(Records from a collection of figures)
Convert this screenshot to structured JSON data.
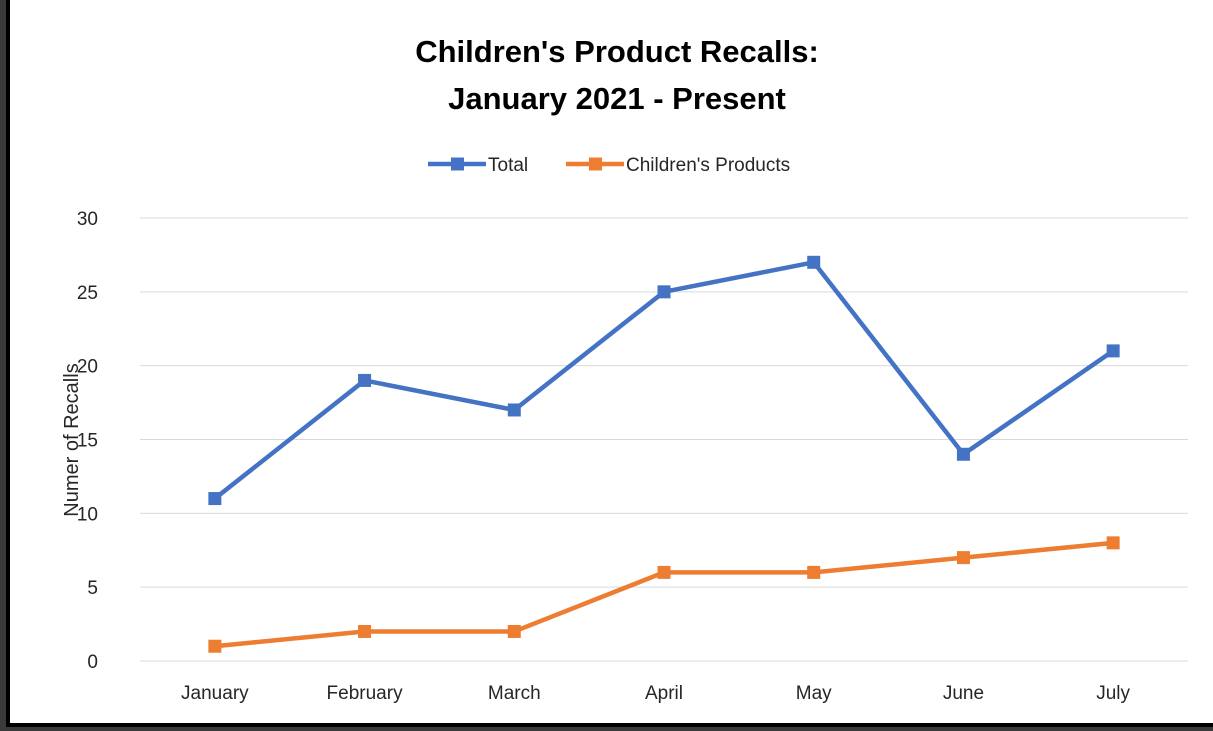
{
  "chart_data": {
    "type": "line",
    "title": [
      "Children's Product Recalls:",
      "January 2021 - Present"
    ],
    "ylabel": "Numer of Recalls",
    "xlabel": "",
    "categories": [
      "January",
      "February",
      "March",
      "April",
      "May",
      "June",
      "July"
    ],
    "ylim": [
      0,
      30
    ],
    "yticks": [
      0,
      5,
      10,
      15,
      20,
      25,
      30
    ],
    "grid": true,
    "legend_position": "top",
    "series": [
      {
        "name": "Total",
        "color": "#4472C4",
        "values": [
          11,
          19,
          17,
          25,
          27,
          14,
          21
        ]
      },
      {
        "name": "Children's Products",
        "color": "#ED7D31",
        "values": [
          1,
          2,
          2,
          6,
          6,
          7,
          8
        ]
      }
    ]
  }
}
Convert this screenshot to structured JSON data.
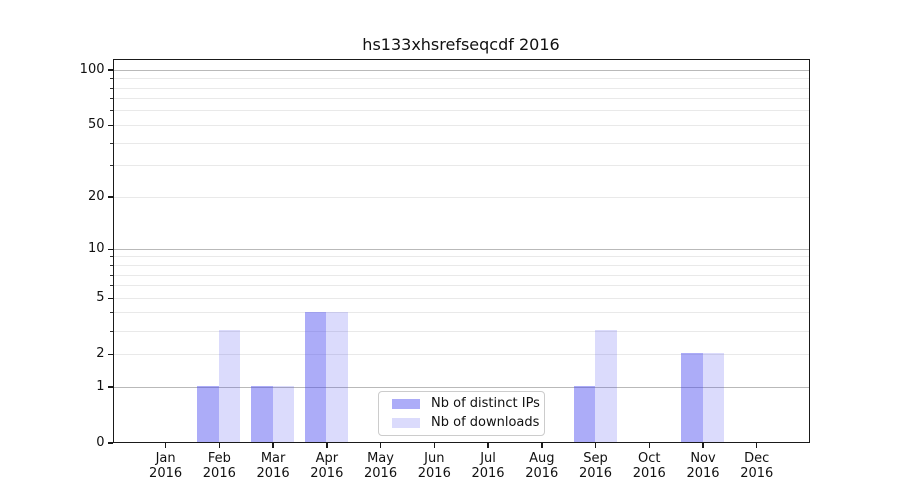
{
  "chart_data": {
    "type": "bar",
    "title": "hs133xhsrefseqcdf 2016",
    "categories": [
      "Jan 2016",
      "Feb 2016",
      "Mar 2016",
      "Apr 2016",
      "May 2016",
      "Jun 2016",
      "Jul 2016",
      "Aug 2016",
      "Sep 2016",
      "Oct 2016",
      "Nov 2016",
      "Dec 2016"
    ],
    "series": [
      {
        "name": "Nb of distinct IPs",
        "color": "#4646f073",
        "values": [
          0,
          1,
          1,
          4,
          0,
          0,
          0,
          0,
          1,
          0,
          2,
          0
        ]
      },
      {
        "name": "Nb of downloads",
        "color": "#4646f031",
        "values": [
          0,
          3,
          1,
          4,
          0,
          0,
          0,
          0,
          3,
          0,
          2,
          0
        ]
      }
    ],
    "xlabel": "",
    "ylabel": "",
    "yscale": "log1p",
    "ylim": [
      0,
      100
    ],
    "ytick_labels": [
      0,
      1,
      2,
      5,
      10,
      20,
      50,
      100
    ],
    "ygrid_major": [
      1,
      10,
      100
    ],
    "ygrid_minor": [
      2,
      3,
      4,
      5,
      6,
      7,
      8,
      9,
      20,
      30,
      40,
      50,
      60,
      70,
      80,
      90
    ],
    "grid": "horizontal, major and minor",
    "legend_position": "lower center",
    "colors": {
      "spine": "#1a1a1a",
      "grid_major": "#b9b9b9",
      "grid_minor": "#e9e9e9",
      "legend_border": "#cccccc",
      "background": "#ffffff",
      "text": "#111111"
    }
  }
}
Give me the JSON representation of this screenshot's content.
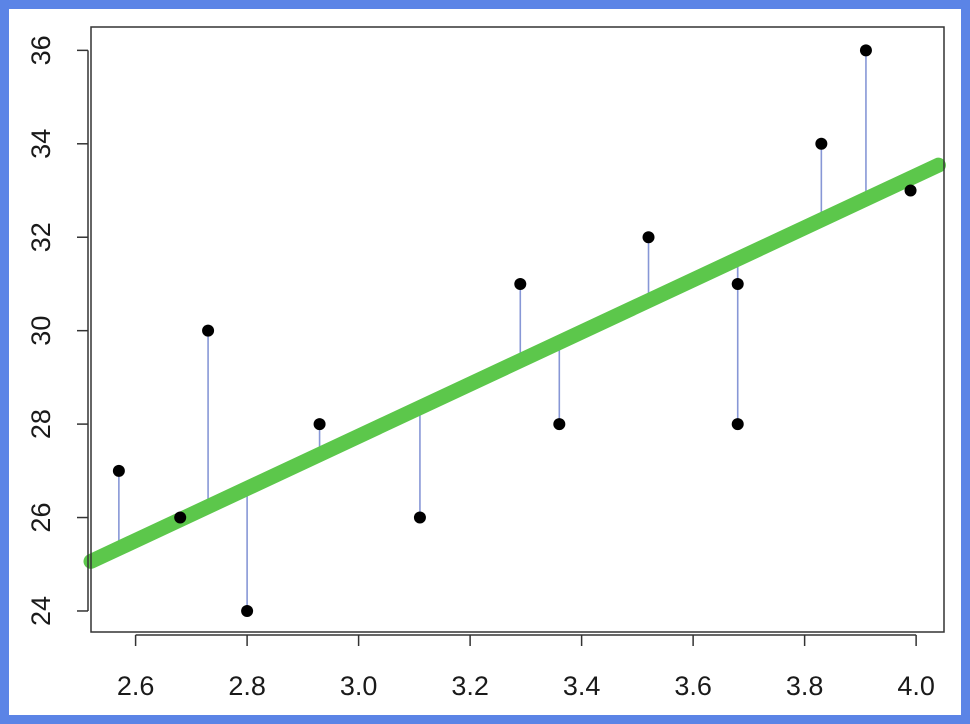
{
  "chart_data": {
    "type": "scatter",
    "title": "",
    "xlabel": "",
    "ylabel": "",
    "xlim": [
      2.52,
      4.05
    ],
    "ylim": [
      23.55,
      36.5
    ],
    "x_ticks": [
      2.6,
      2.8,
      3.0,
      3.2,
      3.4,
      3.6,
      3.8,
      4.0
    ],
    "x_tick_labels": [
      "2.6",
      "2.8",
      "3.0",
      "3.2",
      "3.4",
      "3.6",
      "3.8",
      "4.0"
    ],
    "y_ticks": [
      24,
      26,
      28,
      30,
      32,
      34,
      36
    ],
    "y_tick_labels": [
      "24",
      "26",
      "28",
      "30",
      "32",
      "34",
      "36"
    ],
    "grid": false,
    "points": [
      {
        "x": 2.57,
        "y": 27
      },
      {
        "x": 2.68,
        "y": 26
      },
      {
        "x": 2.73,
        "y": 30
      },
      {
        "x": 2.8,
        "y": 24
      },
      {
        "x": 2.93,
        "y": 28
      },
      {
        "x": 3.11,
        "y": 26
      },
      {
        "x": 3.29,
        "y": 31
      },
      {
        "x": 3.36,
        "y": 28
      },
      {
        "x": 3.52,
        "y": 32
      },
      {
        "x": 3.68,
        "y": 31
      },
      {
        "x": 3.68,
        "y": 28
      },
      {
        "x": 3.83,
        "y": 34
      },
      {
        "x": 3.91,
        "y": 36
      },
      {
        "x": 3.99,
        "y": 33
      }
    ],
    "regression_line": {
      "slope": 5.58,
      "intercept": 11.0,
      "x_range": [
        2.52,
        4.04
      ]
    },
    "colors": {
      "points": "#000000",
      "fit_line": "#5cc74b",
      "residuals": "#8797d6",
      "frame": "#5b84e6"
    }
  }
}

What you are asked to do:
State how many lines of the listing above include the word "title". Give nothing but the number.

Solution to this task:
3